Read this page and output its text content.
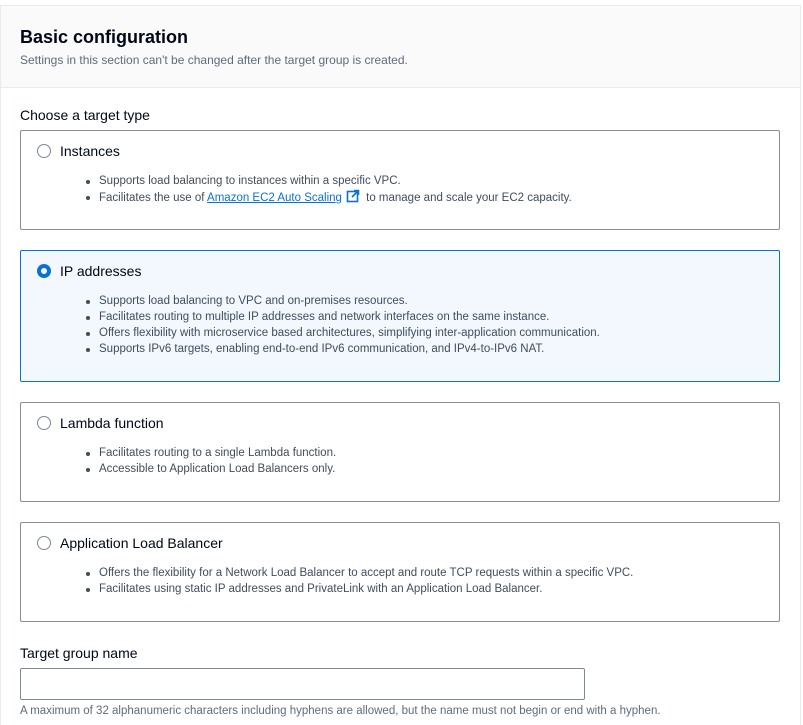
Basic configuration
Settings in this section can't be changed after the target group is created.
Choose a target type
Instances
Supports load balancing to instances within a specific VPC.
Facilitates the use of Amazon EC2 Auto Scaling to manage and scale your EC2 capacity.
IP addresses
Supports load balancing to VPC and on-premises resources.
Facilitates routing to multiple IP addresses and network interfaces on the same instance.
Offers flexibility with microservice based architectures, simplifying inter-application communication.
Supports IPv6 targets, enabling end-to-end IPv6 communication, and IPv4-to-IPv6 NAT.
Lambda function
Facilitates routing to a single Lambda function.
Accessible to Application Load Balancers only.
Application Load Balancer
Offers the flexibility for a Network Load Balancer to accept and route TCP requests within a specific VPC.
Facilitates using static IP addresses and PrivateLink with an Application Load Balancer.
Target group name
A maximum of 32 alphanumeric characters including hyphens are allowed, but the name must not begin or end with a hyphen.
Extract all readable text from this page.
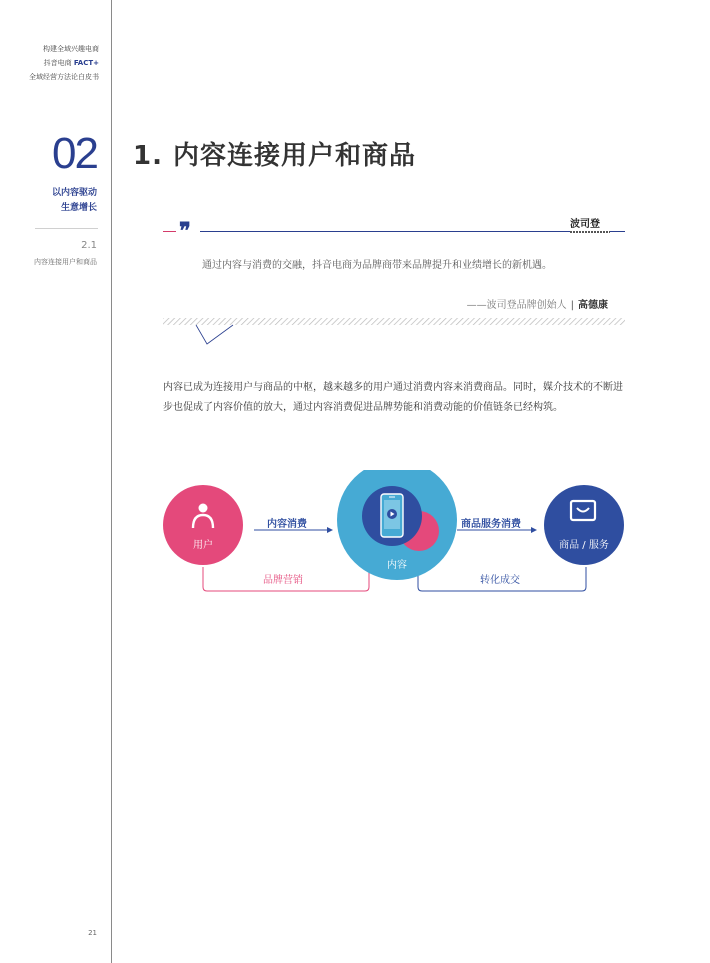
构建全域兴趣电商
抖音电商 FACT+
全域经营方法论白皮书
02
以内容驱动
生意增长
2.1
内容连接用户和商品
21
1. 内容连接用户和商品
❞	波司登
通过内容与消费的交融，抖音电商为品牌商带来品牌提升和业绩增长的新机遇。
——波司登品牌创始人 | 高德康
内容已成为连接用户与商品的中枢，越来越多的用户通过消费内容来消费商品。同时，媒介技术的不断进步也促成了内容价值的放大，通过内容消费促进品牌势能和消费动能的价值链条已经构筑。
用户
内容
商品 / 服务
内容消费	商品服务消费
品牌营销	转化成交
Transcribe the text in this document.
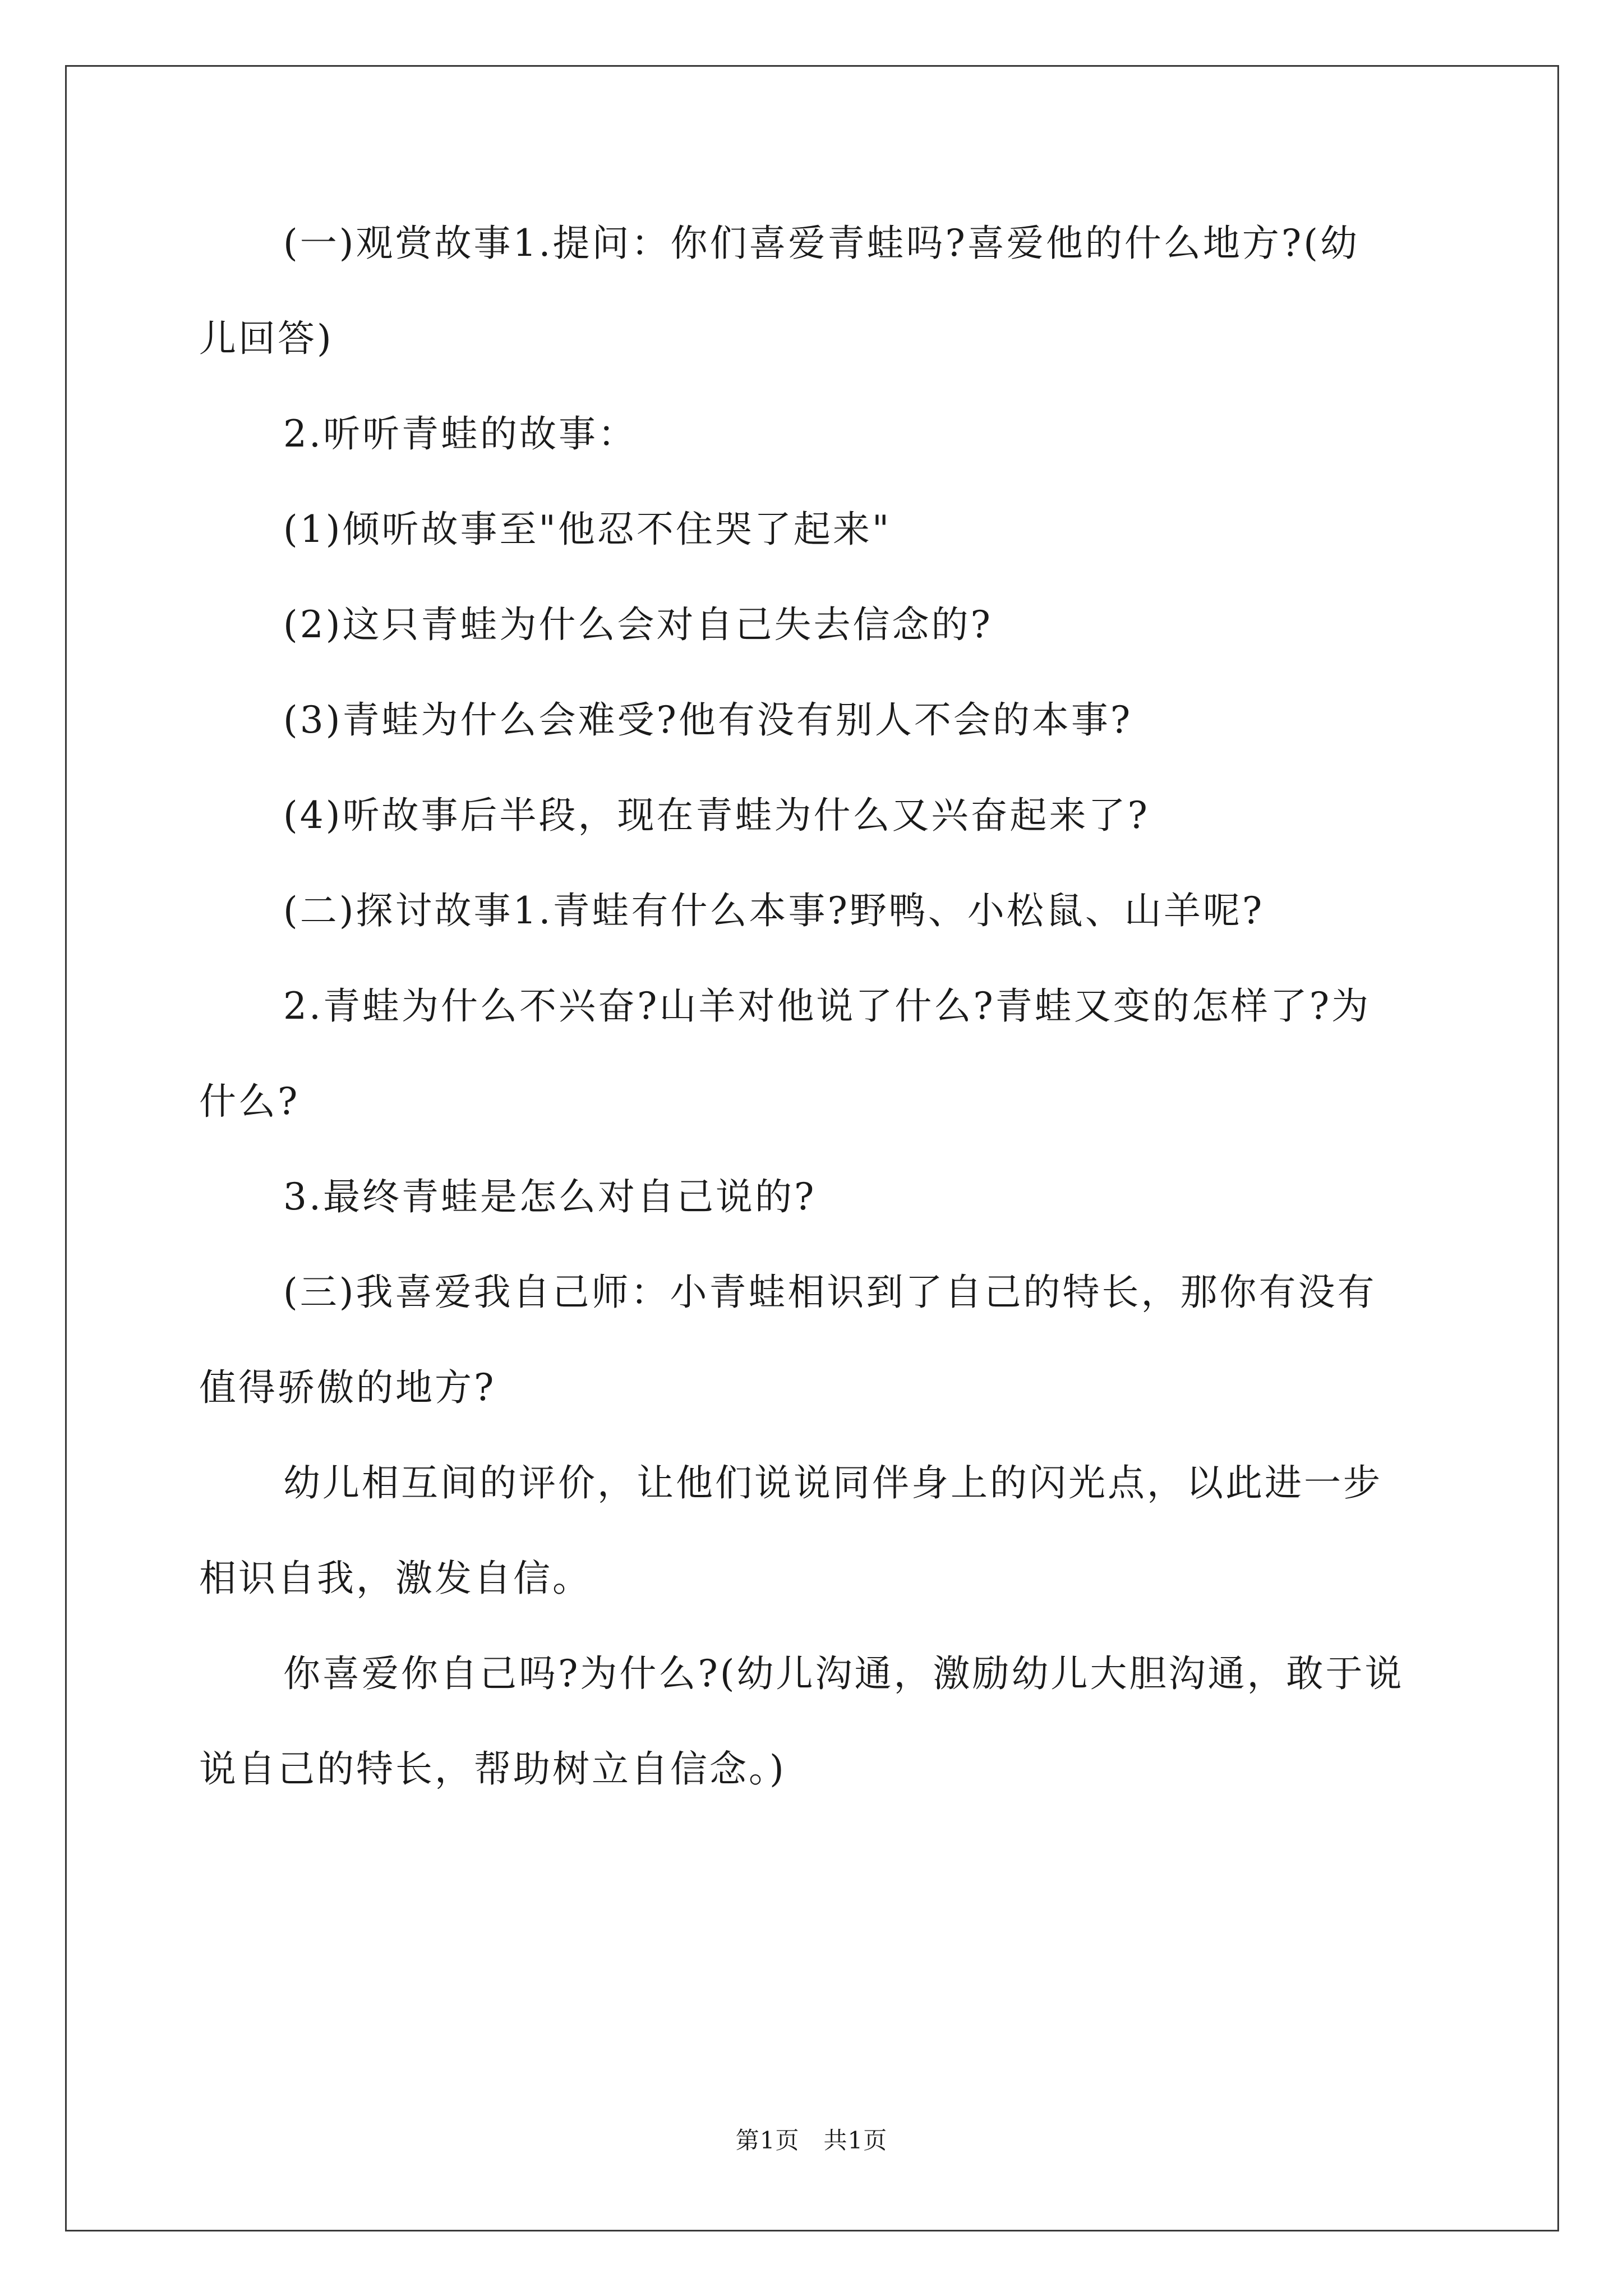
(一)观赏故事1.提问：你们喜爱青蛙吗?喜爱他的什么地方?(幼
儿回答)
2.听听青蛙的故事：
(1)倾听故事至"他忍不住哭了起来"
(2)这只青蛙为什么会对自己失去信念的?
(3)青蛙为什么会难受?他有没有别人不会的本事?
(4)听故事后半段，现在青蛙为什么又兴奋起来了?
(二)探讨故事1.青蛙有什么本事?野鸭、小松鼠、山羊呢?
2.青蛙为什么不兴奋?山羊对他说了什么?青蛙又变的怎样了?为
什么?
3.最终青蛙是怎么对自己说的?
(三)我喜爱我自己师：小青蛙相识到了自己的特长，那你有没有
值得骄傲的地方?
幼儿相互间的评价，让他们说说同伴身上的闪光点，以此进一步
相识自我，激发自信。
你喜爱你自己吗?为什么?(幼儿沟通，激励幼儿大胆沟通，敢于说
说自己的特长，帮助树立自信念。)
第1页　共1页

────

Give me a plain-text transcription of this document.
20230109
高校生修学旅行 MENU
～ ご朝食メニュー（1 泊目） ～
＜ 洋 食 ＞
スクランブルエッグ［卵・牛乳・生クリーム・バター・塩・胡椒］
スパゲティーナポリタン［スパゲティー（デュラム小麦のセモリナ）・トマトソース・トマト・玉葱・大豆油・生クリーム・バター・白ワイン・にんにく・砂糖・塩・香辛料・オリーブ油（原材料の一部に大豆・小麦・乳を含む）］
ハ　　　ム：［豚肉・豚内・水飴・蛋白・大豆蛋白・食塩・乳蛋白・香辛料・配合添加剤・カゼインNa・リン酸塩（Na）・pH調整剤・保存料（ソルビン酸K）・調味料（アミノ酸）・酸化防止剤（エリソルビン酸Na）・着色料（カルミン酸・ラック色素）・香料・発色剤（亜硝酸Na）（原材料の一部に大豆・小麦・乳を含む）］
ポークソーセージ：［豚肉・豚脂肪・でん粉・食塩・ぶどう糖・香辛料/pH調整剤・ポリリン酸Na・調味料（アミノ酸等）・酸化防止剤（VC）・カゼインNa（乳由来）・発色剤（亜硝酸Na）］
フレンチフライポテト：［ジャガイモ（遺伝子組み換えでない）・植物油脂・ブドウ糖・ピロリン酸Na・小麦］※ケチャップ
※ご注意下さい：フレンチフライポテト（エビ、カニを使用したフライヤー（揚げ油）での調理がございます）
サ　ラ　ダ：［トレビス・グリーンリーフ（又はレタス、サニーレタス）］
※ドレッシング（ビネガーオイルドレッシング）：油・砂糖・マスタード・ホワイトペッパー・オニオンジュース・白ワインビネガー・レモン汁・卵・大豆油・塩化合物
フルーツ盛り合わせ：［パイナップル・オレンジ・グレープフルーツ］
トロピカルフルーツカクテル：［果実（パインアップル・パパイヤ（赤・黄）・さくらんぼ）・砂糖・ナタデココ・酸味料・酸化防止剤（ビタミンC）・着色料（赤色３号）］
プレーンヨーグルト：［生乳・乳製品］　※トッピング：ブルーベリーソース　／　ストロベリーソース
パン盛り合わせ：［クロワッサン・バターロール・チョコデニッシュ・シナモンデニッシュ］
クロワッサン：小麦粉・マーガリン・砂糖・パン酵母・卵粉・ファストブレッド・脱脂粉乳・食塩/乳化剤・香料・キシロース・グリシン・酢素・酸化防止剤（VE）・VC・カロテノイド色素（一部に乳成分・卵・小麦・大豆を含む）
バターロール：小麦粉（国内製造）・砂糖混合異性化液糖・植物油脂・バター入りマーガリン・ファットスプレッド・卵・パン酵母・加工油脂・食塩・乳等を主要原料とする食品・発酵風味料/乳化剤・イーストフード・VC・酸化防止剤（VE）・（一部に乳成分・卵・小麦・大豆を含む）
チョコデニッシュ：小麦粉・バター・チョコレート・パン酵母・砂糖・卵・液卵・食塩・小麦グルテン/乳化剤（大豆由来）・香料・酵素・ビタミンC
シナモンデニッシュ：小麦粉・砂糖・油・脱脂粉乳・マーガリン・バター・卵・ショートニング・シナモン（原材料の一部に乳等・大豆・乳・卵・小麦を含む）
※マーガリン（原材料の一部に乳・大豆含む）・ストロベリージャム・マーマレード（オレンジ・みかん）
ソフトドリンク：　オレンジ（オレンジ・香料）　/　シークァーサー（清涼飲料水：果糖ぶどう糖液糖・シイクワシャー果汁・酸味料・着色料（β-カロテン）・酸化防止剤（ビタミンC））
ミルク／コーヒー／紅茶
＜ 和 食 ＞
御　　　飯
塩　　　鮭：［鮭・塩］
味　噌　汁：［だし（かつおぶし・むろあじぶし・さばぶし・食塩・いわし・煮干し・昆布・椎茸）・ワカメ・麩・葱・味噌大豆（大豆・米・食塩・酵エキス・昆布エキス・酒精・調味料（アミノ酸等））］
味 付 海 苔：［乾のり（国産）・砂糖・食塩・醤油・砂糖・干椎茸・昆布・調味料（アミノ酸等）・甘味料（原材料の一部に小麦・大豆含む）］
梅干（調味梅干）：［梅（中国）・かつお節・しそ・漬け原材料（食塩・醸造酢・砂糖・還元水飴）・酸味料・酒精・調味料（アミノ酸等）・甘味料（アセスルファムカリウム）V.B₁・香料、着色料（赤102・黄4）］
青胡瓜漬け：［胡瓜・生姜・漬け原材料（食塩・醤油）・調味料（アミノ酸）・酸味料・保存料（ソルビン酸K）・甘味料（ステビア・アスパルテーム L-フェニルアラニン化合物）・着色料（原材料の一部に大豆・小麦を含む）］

────

[WHAT NEEDS TO BE DONE] Look through the material and copy each line that has "name".

[REPLY TO THE TASK]
Target group name
A maximum of 32 alphanumeric characters including hyphens are allowed, but the name must not begin or end with a hyphen.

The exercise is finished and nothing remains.